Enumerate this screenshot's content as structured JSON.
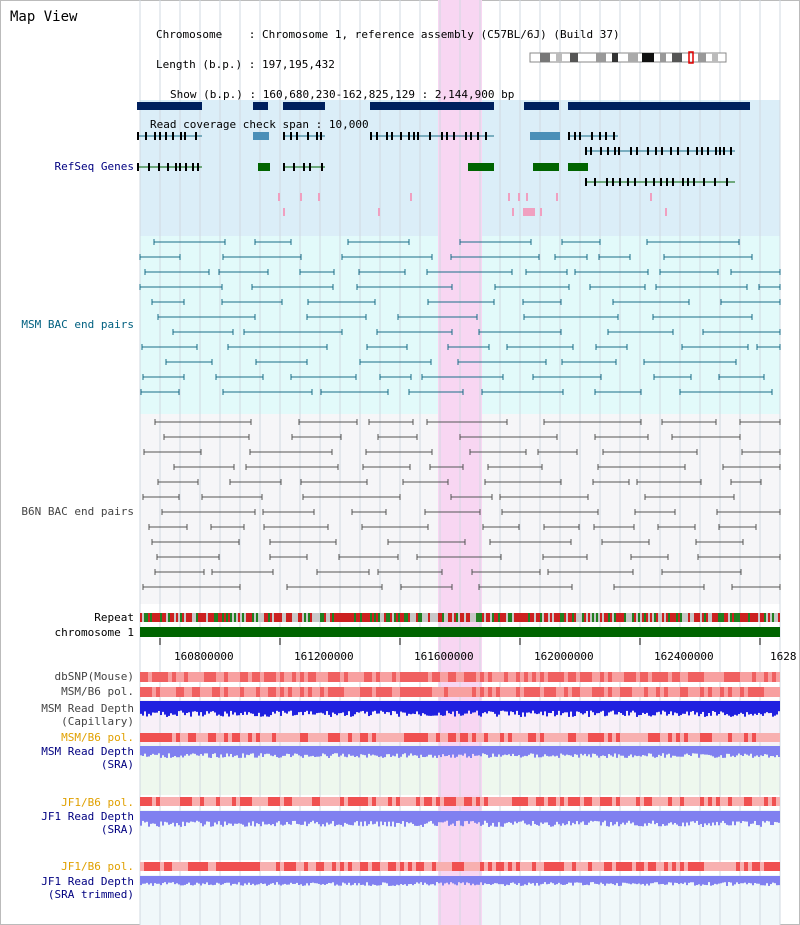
{
  "title": "Map View",
  "info": {
    "chromosome_key": "Chromosome",
    "chromosome_value": "Chromosome 1, reference assembly (C57BL/6J) (Build 37)",
    "length_key": "Length (b.p.)",
    "length_value": "197,195,432",
    "show_key": "Show (b.p.)",
    "show_value": "160,680,230-162,825,129 : 2,144,900 bp",
    "coverage_key": "Read coverage check span",
    "coverage_value": "10,000"
  },
  "tracks": {
    "refseq": "RefSeq Genes",
    "msm_bac": "MSM BAC end pairs",
    "b6n_bac": "B6N BAC end pairs",
    "repeat": "Repeat",
    "chromosome": "chromosome 1",
    "dbsnp": "dbSNP(Mouse)",
    "msm_b6_pol_1": "MSM/B6 pol.",
    "msm_depth_cap_1": "MSM Read Depth",
    "msm_depth_cap_2": "(Capillary)",
    "msm_b6_pol_2": "MSM/B6 pol.",
    "msm_depth_sra_1": "MSM Read Depth",
    "msm_depth_sra_2": "(SRA)",
    "jf1_pol_1": "JF1/B6 pol.",
    "jf1_depth_1": "JF1 Read Depth",
    "jf1_depth_1b": "(SRA)",
    "jf1_pol_2": "JF1/B6 pol.",
    "jf1_depth_2": "JF1 Read Depth",
    "jf1_depth_2b": "(SRA trimmed)"
  },
  "axis": {
    "ticks": [
      "160800000",
      "161200000",
      "161600000",
      "162000000",
      "162400000",
      "1628"
    ]
  },
  "colors": {
    "refseq_bg": "#dbeef8",
    "bac_bg": "#e2fafa",
    "highlight": "#f8d6f2",
    "gene_navy": "#00205e",
    "gene_blue": "#4a8fb8",
    "gene_green": "#006400",
    "bac_teal": "#1a6d88",
    "chromosome_green": "#006400",
    "coverage_blue": "#2020e0",
    "sra_blue": "#8080f0",
    "snp_red": "#f04040"
  }
}
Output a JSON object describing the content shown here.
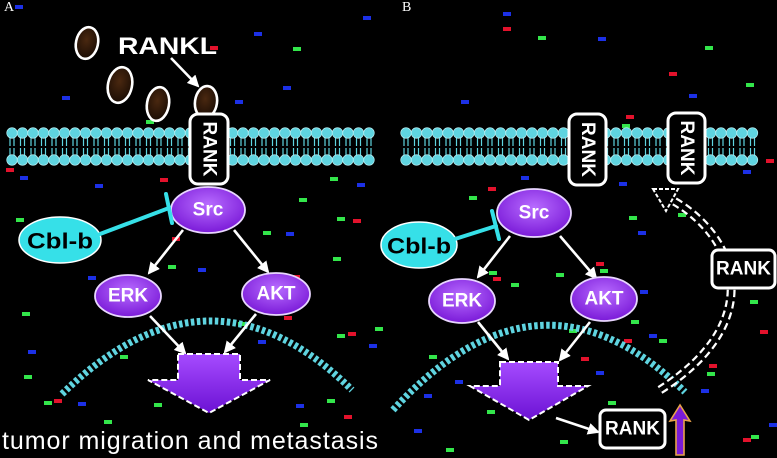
{
  "panel_a": {
    "label": "A",
    "ligand_label": "RANKL",
    "receptor_label": "RANK",
    "src_label": "Src",
    "cblb_label": "Cbl-b",
    "erk_label": "ERK",
    "akt_label": "AKT",
    "outcome_label": "tumor migration and metastasis"
  },
  "panel_b": {
    "label": "B",
    "membrane_receptor_labels": [
      "RANK",
      "RANK"
    ],
    "recycling_receptor_label": "RANK",
    "nuclear_output_label": "RANK",
    "src_label": "Src",
    "cblb_label": "Cbl-b",
    "erk_label": "ERK",
    "akt_label": "AKT"
  },
  "colors": {
    "background": "#000000",
    "membrane": "#5fd4e0",
    "cblb": "#36e0e8",
    "kinase": "#7a1ad8",
    "output_arrow": "#6c12d4",
    "upregulation_arrow_outline": "#e9a24a",
    "outline": "#ffffff"
  }
}
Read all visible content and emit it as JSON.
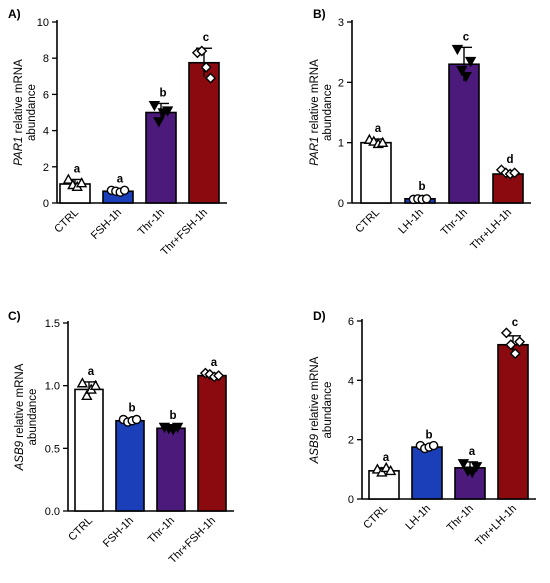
{
  "chart_data": [
    {
      "type": "bar",
      "panel": "A)",
      "ylabel_italic": "PAR1",
      "ylabel_rest": " relative mRNA",
      "ylabel_line2": "abundance",
      "categories": [
        "CTRL",
        "FSH-1h",
        "Thr-1h",
        "Thr+FSH-1h"
      ],
      "values": [
        1.05,
        0.65,
        5.0,
        7.75
      ],
      "errors": [
        0.25,
        0.1,
        0.5,
        0.8
      ],
      "points": [
        [
          1.3,
          1.0,
          0.9,
          1.1
        ],
        [
          0.7,
          0.65,
          0.6,
          0.7
        ],
        [
          5.4,
          4.5,
          5.0,
          5.1
        ],
        [
          8.3,
          8.4,
          7.5,
          6.9
        ]
      ],
      "markers": [
        "triangle",
        "circle",
        "triangle-down",
        "diamond"
      ],
      "colors": [
        "#ffffff",
        "#1a3fb8",
        "#4b1a7a",
        "#8b0a10"
      ],
      "significance": [
        "a",
        "a",
        "b",
        "c"
      ],
      "ylim": [
        0,
        10
      ],
      "yticks": [
        0,
        2,
        4,
        6,
        8,
        10
      ]
    },
    {
      "type": "bar",
      "panel": "B)",
      "ylabel_italic": "PAR1",
      "ylabel_rest": " relative mRNA",
      "ylabel_line2": "abundance",
      "categories": [
        "CTRL",
        "LH-1h",
        "Thr-1h",
        "Thr+LH-1h"
      ],
      "values": [
        1.0,
        0.07,
        2.3,
        0.48
      ],
      "errors": [
        0.06,
        0.03,
        0.28,
        0.05
      ],
      "points": [
        [
          1.05,
          1.02,
          0.98,
          1.0
        ],
        [
          0.06,
          0.07,
          0.06,
          0.07
        ],
        [
          2.55,
          2.2,
          2.1,
          2.35
        ],
        [
          0.55,
          0.5,
          0.48,
          0.5
        ]
      ],
      "markers": [
        "triangle",
        "circle",
        "triangle-down",
        "diamond"
      ],
      "colors": [
        "#ffffff",
        "#1a3fb8",
        "#4b1a7a",
        "#8b0a10"
      ],
      "significance": [
        "a",
        "b",
        "c",
        "d"
      ],
      "ylim": [
        0,
        3
      ],
      "yticks": [
        0,
        1,
        2,
        3
      ]
    },
    {
      "type": "bar",
      "panel": "C)",
      "ylabel_italic": "ASB9",
      "ylabel_rest": " relative mRNA",
      "ylabel_line2": "abundance",
      "categories": [
        "CTRL",
        "FSH-1h",
        "Thr-1h",
        "Thr+FSH-1h"
      ],
      "values": [
        0.97,
        0.72,
        0.66,
        1.08
      ],
      "errors": [
        0.06,
        0.02,
        0.02,
        0.02
      ],
      "points": [
        [
          1.02,
          0.92,
          0.97,
          1.0
        ],
        [
          0.73,
          0.71,
          0.72,
          0.73
        ],
        [
          0.67,
          0.66,
          0.65,
          0.67
        ],
        [
          1.1,
          1.09,
          1.07,
          1.08
        ]
      ],
      "markers": [
        "triangle",
        "circle",
        "triangle-down",
        "diamond"
      ],
      "colors": [
        "#ffffff",
        "#1a3fb8",
        "#4b1a7a",
        "#8b0a10"
      ],
      "significance": [
        "a",
        "b",
        "b",
        "a"
      ],
      "ylim": [
        0,
        1.5
      ],
      "yticks": [
        0.0,
        0.5,
        1.0,
        1.5
      ],
      "ytick_labels": [
        "0.0",
        "0.5",
        "1.0",
        "1.5"
      ]
    },
    {
      "type": "bar",
      "panel": "D)",
      "ylabel_italic": "ASB9",
      "ylabel_rest": " relative mRNA",
      "ylabel_line2": "abundance",
      "categories": [
        "CTRL",
        "LH-1h",
        "Thr-1h",
        "Thr+LH-1h"
      ],
      "values": [
        0.95,
        1.75,
        1.05,
        5.2
      ],
      "errors": [
        0.1,
        0.05,
        0.2,
        0.3
      ],
      "points": [
        [
          1.0,
          0.9,
          1.05,
          0.95
        ],
        [
          1.8,
          1.7,
          1.75,
          1.8
        ],
        [
          1.2,
          0.95,
          0.9,
          1.1
        ],
        [
          5.6,
          5.2,
          4.9,
          5.3
        ]
      ],
      "markers": [
        "triangle",
        "circle",
        "triangle-down",
        "diamond"
      ],
      "colors": [
        "#ffffff",
        "#1a3fb8",
        "#4b1a7a",
        "#8b0a10"
      ],
      "significance": [
        "a",
        "b",
        "a",
        "c"
      ],
      "ylim": [
        0,
        6
      ],
      "yticks": [
        0,
        2,
        4,
        6
      ]
    }
  ]
}
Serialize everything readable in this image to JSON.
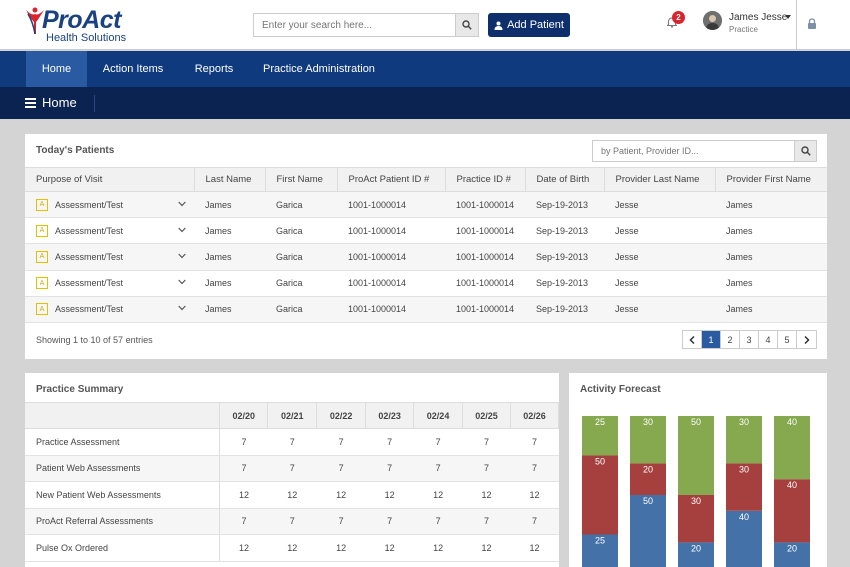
{
  "header": {
    "logo_main": "ProAct",
    "logo_sub": "Health Solutions",
    "search_placeholder": "Enter your search here...",
    "add_patient_label": "Add Patient",
    "notification_count": "2",
    "user_name": "James Jesse",
    "user_role": "Practice",
    "icons": [
      "search-icon",
      "user-plus-icon",
      "bell-icon",
      "lock-icon",
      "chevron-down-icon"
    ]
  },
  "nav": {
    "items": [
      {
        "label": "Home"
      },
      {
        "label": "Action Items"
      },
      {
        "label": "Reports"
      },
      {
        "label": "Practice Administration"
      }
    ],
    "page_title": "Home"
  },
  "todays_patients": {
    "title": "Today's Patients",
    "search_placeholder": "by Patient, Provider ID...",
    "columns": [
      "Purpose of Visit",
      "Last Name",
      "First Name",
      "ProAct Patient ID #",
      "Practice ID #",
      "Date of Birth",
      "Provider Last Name",
      "Provider First Name"
    ],
    "rows": [
      {
        "icon_letter": "A",
        "purpose": "Assessment/Test",
        "last": "James",
        "first": "Garica",
        "proact_id": "1001-1000014",
        "practice_id": "1001-1000014",
        "dob": "Sep-19-2013",
        "prov_last": "Jesse",
        "prov_first": "James"
      },
      {
        "icon_letter": "A",
        "purpose": "Assessment/Test",
        "last": "James",
        "first": "Garica",
        "proact_id": "1001-1000014",
        "practice_id": "1001-1000014",
        "dob": "Sep-19-2013",
        "prov_last": "Jesse",
        "prov_first": "James"
      },
      {
        "icon_letter": "A",
        "purpose": "Assessment/Test",
        "last": "James",
        "first": "Garica",
        "proact_id": "1001-1000014",
        "practice_id": "1001-1000014",
        "dob": "Sep-19-2013",
        "prov_last": "Jesse",
        "prov_first": "James"
      },
      {
        "icon_letter": "A",
        "purpose": "Assessment/Test",
        "last": "James",
        "first": "Garica",
        "proact_id": "1001-1000014",
        "practice_id": "1001-1000014",
        "dob": "Sep-19-2013",
        "prov_last": "Jesse",
        "prov_first": "James"
      },
      {
        "icon_letter": "A",
        "purpose": "Assessment/Test",
        "last": "James",
        "first": "Garica",
        "proact_id": "1001-1000014",
        "practice_id": "1001-1000014",
        "dob": "Sep-19-2013",
        "prov_last": "Jesse",
        "prov_first": "James"
      }
    ],
    "showing_text": "Showing 1 to 10 of 57 entries",
    "pages": [
      "1",
      "2",
      "3",
      "4",
      "5"
    ],
    "active_page": "1"
  },
  "practice_summary": {
    "title": "Practice Summary",
    "dates": [
      "02/20",
      "02/21",
      "02/22",
      "02/23",
      "02/24",
      "02/25",
      "02/26"
    ],
    "rows": [
      {
        "label": "Practice Assessment",
        "values": [
          "7",
          "7",
          "7",
          "7",
          "7",
          "7",
          "7"
        ]
      },
      {
        "label": "Patient Web Assessments",
        "values": [
          "7",
          "7",
          "7",
          "7",
          "7",
          "7",
          "7"
        ]
      },
      {
        "label": "New Patient Web Assessments",
        "values": [
          "12",
          "12",
          "12",
          "12",
          "12",
          "12",
          "12"
        ]
      },
      {
        "label": "ProAct Referral Assessments",
        "values": [
          "7",
          "7",
          "7",
          "7",
          "7",
          "7",
          "7"
        ]
      },
      {
        "label": "Pulse Ox Ordered",
        "values": [
          "12",
          "12",
          "12",
          "12",
          "12",
          "12",
          "12"
        ]
      }
    ]
  },
  "activity_forecast": {
    "title": "Activity Forecast",
    "chart_data": {
      "type": "bar",
      "stacked": true,
      "colors": {
        "green": "#86a84f",
        "red": "#a6403f",
        "blue": "#4472a8"
      },
      "bars": [
        {
          "green": 25,
          "red": 50,
          "blue": 25
        },
        {
          "green": 30,
          "red": 20,
          "blue": 50
        },
        {
          "green": 50,
          "red": 30,
          "blue": 20
        },
        {
          "green": 30,
          "red": 30,
          "blue": 40
        },
        {
          "green": 40,
          "red": 40,
          "blue": 20
        }
      ]
    }
  }
}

::::::

▶ _Activity_
Among the lines of the listing above, which ones contain the word "JSON"? Show them.

▶ _Answer section_
Enumerate this screenshot's content as structured JSON.
Output a JSON object describing the content shown here.
Read all visible content and emit it as JSON.
Serialize everything readable in this image to JSON.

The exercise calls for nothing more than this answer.